## Exercise input
[start]
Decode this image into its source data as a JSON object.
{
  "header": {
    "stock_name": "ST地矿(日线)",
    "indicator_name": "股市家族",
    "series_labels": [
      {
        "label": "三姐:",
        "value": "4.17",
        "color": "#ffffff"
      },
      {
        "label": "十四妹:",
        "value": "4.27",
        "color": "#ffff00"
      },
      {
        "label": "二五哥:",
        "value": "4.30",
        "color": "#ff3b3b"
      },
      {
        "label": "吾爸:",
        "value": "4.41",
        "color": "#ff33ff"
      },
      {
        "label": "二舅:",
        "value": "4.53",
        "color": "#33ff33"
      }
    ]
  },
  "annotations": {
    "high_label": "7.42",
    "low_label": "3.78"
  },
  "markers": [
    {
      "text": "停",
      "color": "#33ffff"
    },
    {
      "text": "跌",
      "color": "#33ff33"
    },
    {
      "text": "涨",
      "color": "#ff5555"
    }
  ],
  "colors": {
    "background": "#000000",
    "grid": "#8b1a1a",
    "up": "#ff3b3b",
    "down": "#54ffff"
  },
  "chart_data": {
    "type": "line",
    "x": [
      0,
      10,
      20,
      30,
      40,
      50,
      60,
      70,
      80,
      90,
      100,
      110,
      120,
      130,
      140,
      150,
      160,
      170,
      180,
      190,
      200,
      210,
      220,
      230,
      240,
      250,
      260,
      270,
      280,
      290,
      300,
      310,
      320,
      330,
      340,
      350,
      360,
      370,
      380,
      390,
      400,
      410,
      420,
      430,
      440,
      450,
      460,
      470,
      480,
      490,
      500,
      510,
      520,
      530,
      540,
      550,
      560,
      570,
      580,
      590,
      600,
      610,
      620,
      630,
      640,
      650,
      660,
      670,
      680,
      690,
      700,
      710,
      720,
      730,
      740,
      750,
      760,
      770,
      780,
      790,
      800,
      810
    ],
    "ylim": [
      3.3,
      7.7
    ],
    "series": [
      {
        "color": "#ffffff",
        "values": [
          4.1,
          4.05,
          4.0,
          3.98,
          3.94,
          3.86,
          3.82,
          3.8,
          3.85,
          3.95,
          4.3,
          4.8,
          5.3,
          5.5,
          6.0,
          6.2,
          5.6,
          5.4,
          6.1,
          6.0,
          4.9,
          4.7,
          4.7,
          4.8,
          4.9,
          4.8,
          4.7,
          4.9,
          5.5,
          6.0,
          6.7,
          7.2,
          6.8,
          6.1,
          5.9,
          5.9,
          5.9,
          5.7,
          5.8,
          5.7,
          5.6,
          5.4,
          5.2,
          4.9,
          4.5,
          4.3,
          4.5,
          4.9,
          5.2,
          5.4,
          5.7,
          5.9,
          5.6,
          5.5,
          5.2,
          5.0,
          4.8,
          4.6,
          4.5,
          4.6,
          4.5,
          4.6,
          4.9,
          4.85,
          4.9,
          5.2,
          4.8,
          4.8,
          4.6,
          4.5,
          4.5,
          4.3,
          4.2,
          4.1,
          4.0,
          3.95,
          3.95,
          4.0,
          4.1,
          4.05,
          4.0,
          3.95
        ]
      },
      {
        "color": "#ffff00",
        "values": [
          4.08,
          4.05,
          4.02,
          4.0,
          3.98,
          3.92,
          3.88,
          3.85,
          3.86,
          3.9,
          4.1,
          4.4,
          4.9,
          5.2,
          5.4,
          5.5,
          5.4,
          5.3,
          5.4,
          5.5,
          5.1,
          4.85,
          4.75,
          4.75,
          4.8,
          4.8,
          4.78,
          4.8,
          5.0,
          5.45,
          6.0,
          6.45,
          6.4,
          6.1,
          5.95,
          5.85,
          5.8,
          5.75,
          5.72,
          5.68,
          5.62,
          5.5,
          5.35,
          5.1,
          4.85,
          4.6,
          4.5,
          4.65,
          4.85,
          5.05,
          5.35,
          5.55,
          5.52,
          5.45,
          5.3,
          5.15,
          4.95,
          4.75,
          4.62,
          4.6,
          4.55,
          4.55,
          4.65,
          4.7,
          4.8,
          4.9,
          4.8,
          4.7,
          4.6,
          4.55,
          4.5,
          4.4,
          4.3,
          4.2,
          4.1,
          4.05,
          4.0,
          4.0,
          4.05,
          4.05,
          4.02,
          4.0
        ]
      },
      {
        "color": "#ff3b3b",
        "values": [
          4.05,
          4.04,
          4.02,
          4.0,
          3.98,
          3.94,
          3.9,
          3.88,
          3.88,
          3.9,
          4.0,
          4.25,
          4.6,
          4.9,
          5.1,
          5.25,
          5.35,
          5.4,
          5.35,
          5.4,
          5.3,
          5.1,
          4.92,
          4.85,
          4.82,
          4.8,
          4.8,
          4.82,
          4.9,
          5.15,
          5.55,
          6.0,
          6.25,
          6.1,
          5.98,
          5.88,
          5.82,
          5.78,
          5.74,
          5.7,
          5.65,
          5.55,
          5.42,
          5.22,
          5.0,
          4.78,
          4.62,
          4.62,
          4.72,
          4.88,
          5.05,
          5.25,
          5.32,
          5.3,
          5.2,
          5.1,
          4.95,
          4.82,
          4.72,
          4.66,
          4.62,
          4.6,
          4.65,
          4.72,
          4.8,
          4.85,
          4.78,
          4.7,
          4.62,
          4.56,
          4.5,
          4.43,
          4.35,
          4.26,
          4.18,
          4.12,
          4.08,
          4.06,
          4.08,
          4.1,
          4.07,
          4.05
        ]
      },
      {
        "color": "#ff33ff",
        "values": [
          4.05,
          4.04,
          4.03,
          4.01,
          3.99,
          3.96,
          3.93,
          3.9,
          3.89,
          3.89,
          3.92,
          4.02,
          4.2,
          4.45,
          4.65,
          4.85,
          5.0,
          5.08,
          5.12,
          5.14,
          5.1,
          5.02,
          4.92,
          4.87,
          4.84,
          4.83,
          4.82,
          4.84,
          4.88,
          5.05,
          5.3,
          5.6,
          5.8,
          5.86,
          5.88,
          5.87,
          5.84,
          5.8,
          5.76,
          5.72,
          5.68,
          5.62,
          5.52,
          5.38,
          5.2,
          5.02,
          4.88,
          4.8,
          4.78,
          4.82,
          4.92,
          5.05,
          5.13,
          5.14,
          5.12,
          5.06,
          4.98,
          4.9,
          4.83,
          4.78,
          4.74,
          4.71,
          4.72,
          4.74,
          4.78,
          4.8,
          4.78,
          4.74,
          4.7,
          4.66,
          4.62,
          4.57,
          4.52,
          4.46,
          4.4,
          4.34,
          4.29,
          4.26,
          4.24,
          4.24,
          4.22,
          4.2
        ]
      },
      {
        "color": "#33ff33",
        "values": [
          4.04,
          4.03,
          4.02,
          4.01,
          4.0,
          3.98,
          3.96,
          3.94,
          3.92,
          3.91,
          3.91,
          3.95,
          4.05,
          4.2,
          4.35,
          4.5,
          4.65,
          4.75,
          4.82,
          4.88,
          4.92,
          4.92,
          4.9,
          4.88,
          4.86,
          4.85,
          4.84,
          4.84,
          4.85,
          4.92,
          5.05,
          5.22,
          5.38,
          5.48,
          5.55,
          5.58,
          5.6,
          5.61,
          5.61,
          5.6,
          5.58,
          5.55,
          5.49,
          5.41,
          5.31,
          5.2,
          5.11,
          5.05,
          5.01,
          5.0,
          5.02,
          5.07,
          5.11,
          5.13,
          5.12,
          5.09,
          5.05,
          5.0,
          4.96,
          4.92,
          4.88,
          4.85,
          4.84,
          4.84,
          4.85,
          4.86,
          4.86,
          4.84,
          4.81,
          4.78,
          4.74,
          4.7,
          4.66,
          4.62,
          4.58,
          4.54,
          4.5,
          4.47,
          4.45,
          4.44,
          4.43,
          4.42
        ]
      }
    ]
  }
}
[end]
## Problem
Extract each record, keeping it identical to the original.

## Result of this task
Decode this image into its source data as a JSON object.
{
  "header": {
    "stock_name": "ST地矿(日线)",
    "indicator_name": "股市家族",
    "series_labels": [
      {
        "label": "三姐:",
        "value": "4.17",
        "color": "#ffffff"
      },
      {
        "label": "十四妹:",
        "value": "4.27",
        "color": "#ffff00"
      },
      {
        "label": "二五哥:",
        "value": "4.30",
        "color": "#ff3b3b"
      },
      {
        "label": "吾爸:",
        "value": "4.41",
        "color": "#ff33ff"
      },
      {
        "label": "二舅:",
        "value": "4.53",
        "color": "#33ff33"
      }
    ]
  },
  "annotations": {
    "high_label": "7.42",
    "low_label": "3.78"
  },
  "markers": [
    {
      "text": "停",
      "color": "#33ffff"
    },
    {
      "text": "跌",
      "color": "#33ff33"
    },
    {
      "text": "涨",
      "color": "#ff5555"
    }
  ],
  "colors": {
    "background": "#000000",
    "grid": "#8b1a1a",
    "up": "#ff3b3b",
    "down": "#54ffff"
  },
  "chart_data": {
    "type": "line",
    "x": [
      0,
      10,
      20,
      30,
      40,
      50,
      60,
      70,
      80,
      90,
      100,
      110,
      120,
      130,
      140,
      150,
      160,
      170,
      180,
      190,
      200,
      210,
      220,
      230,
      240,
      250,
      260,
      270,
      280,
      290,
      300,
      310,
      320,
      330,
      340,
      350,
      360,
      370,
      380,
      390,
      400,
      410,
      420,
      430,
      440,
      450,
      460,
      470,
      480,
      490,
      500,
      510,
      520,
      530,
      540,
      550,
      560,
      570,
      580,
      590,
      600,
      610,
      620,
      630,
      640,
      650,
      660,
      670,
      680,
      690,
      700,
      710,
      720,
      730,
      740,
      750,
      760,
      770,
      780,
      790,
      800,
      810
    ],
    "ylim": [
      3.3,
      7.7
    ],
    "series": [
      {
        "color": "#ffffff",
        "values": [
          4.1,
          4.05,
          4.0,
          3.98,
          3.94,
          3.86,
          3.82,
          3.8,
          3.85,
          3.95,
          4.3,
          4.8,
          5.3,
          5.5,
          6.0,
          6.2,
          5.6,
          5.4,
          6.1,
          6.0,
          4.9,
          4.7,
          4.7,
          4.8,
          4.9,
          4.8,
          4.7,
          4.9,
          5.5,
          6.0,
          6.7,
          7.2,
          6.8,
          6.1,
          5.9,
          5.9,
          5.9,
          5.7,
          5.8,
          5.7,
          5.6,
          5.4,
          5.2,
          4.9,
          4.5,
          4.3,
          4.5,
          4.9,
          5.2,
          5.4,
          5.7,
          5.9,
          5.6,
          5.5,
          5.2,
          5.0,
          4.8,
          4.6,
          4.5,
          4.6,
          4.5,
          4.6,
          4.9,
          4.85,
          4.9,
          5.2,
          4.8,
          4.8,
          4.6,
          4.5,
          4.5,
          4.3,
          4.2,
          4.1,
          4.0,
          3.95,
          3.95,
          4.0,
          4.1,
          4.05,
          4.0,
          3.95
        ]
      },
      {
        "color": "#ffff00",
        "values": [
          4.08,
          4.05,
          4.02,
          4.0,
          3.98,
          3.92,
          3.88,
          3.85,
          3.86,
          3.9,
          4.1,
          4.4,
          4.9,
          5.2,
          5.4,
          5.5,
          5.4,
          5.3,
          5.4,
          5.5,
          5.1,
          4.85,
          4.75,
          4.75,
          4.8,
          4.8,
          4.78,
          4.8,
          5.0,
          5.45,
          6.0,
          6.45,
          6.4,
          6.1,
          5.95,
          5.85,
          5.8,
          5.75,
          5.72,
          5.68,
          5.62,
          5.5,
          5.35,
          5.1,
          4.85,
          4.6,
          4.5,
          4.65,
          4.85,
          5.05,
          5.35,
          5.55,
          5.52,
          5.45,
          5.3,
          5.15,
          4.95,
          4.75,
          4.62,
          4.6,
          4.55,
          4.55,
          4.65,
          4.7,
          4.8,
          4.9,
          4.8,
          4.7,
          4.6,
          4.55,
          4.5,
          4.4,
          4.3,
          4.2,
          4.1,
          4.05,
          4.0,
          4.0,
          4.05,
          4.05,
          4.02,
          4.0
        ]
      },
      {
        "color": "#ff3b3b",
        "values": [
          4.05,
          4.04,
          4.02,
          4.0,
          3.98,
          3.94,
          3.9,
          3.88,
          3.88,
          3.9,
          4.0,
          4.25,
          4.6,
          4.9,
          5.1,
          5.25,
          5.35,
          5.4,
          5.35,
          5.4,
          5.3,
          5.1,
          4.92,
          4.85,
          4.82,
          4.8,
          4.8,
          4.82,
          4.9,
          5.15,
          5.55,
          6.0,
          6.25,
          6.1,
          5.98,
          5.88,
          5.82,
          5.78,
          5.74,
          5.7,
          5.65,
          5.55,
          5.42,
          5.22,
          5.0,
          4.78,
          4.62,
          4.62,
          4.72,
          4.88,
          5.05,
          5.25,
          5.32,
          5.3,
          5.2,
          5.1,
          4.95,
          4.82,
          4.72,
          4.66,
          4.62,
          4.6,
          4.65,
          4.72,
          4.8,
          4.85,
          4.78,
          4.7,
          4.62,
          4.56,
          4.5,
          4.43,
          4.35,
          4.26,
          4.18,
          4.12,
          4.08,
          4.06,
          4.08,
          4.1,
          4.07,
          4.05
        ]
      },
      {
        "color": "#ff33ff",
        "values": [
          4.05,
          4.04,
          4.03,
          4.01,
          3.99,
          3.96,
          3.93,
          3.9,
          3.89,
          3.89,
          3.92,
          4.02,
          4.2,
          4.45,
          4.65,
          4.85,
          5.0,
          5.08,
          5.12,
          5.14,
          5.1,
          5.02,
          4.92,
          4.87,
          4.84,
          4.83,
          4.82,
          4.84,
          4.88,
          5.05,
          5.3,
          5.6,
          5.8,
          5.86,
          5.88,
          5.87,
          5.84,
          5.8,
          5.76,
          5.72,
          5.68,
          5.62,
          5.52,
          5.38,
          5.2,
          5.02,
          4.88,
          4.8,
          4.78,
          4.82,
          4.92,
          5.05,
          5.13,
          5.14,
          5.12,
          5.06,
          4.98,
          4.9,
          4.83,
          4.78,
          4.74,
          4.71,
          4.72,
          4.74,
          4.78,
          4.8,
          4.78,
          4.74,
          4.7,
          4.66,
          4.62,
          4.57,
          4.52,
          4.46,
          4.4,
          4.34,
          4.29,
          4.26,
          4.24,
          4.24,
          4.22,
          4.2
        ]
      },
      {
        "color": "#33ff33",
        "values": [
          4.04,
          4.03,
          4.02,
          4.01,
          4.0,
          3.98,
          3.96,
          3.94,
          3.92,
          3.91,
          3.91,
          3.95,
          4.05,
          4.2,
          4.35,
          4.5,
          4.65,
          4.75,
          4.82,
          4.88,
          4.92,
          4.92,
          4.9,
          4.88,
          4.86,
          4.85,
          4.84,
          4.84,
          4.85,
          4.92,
          5.05,
          5.22,
          5.38,
          5.48,
          5.55,
          5.58,
          5.6,
          5.61,
          5.61,
          5.6,
          5.58,
          5.55,
          5.49,
          5.41,
          5.31,
          5.2,
          5.11,
          5.05,
          5.01,
          5.0,
          5.02,
          5.07,
          5.11,
          5.13,
          5.12,
          5.09,
          5.05,
          5.0,
          4.96,
          4.92,
          4.88,
          4.85,
          4.84,
          4.84,
          4.85,
          4.86,
          4.86,
          4.84,
          4.81,
          4.78,
          4.74,
          4.7,
          4.66,
          4.62,
          4.58,
          4.54,
          4.5,
          4.47,
          4.45,
          4.44,
          4.43,
          4.42
        ]
      }
    ]
  }
}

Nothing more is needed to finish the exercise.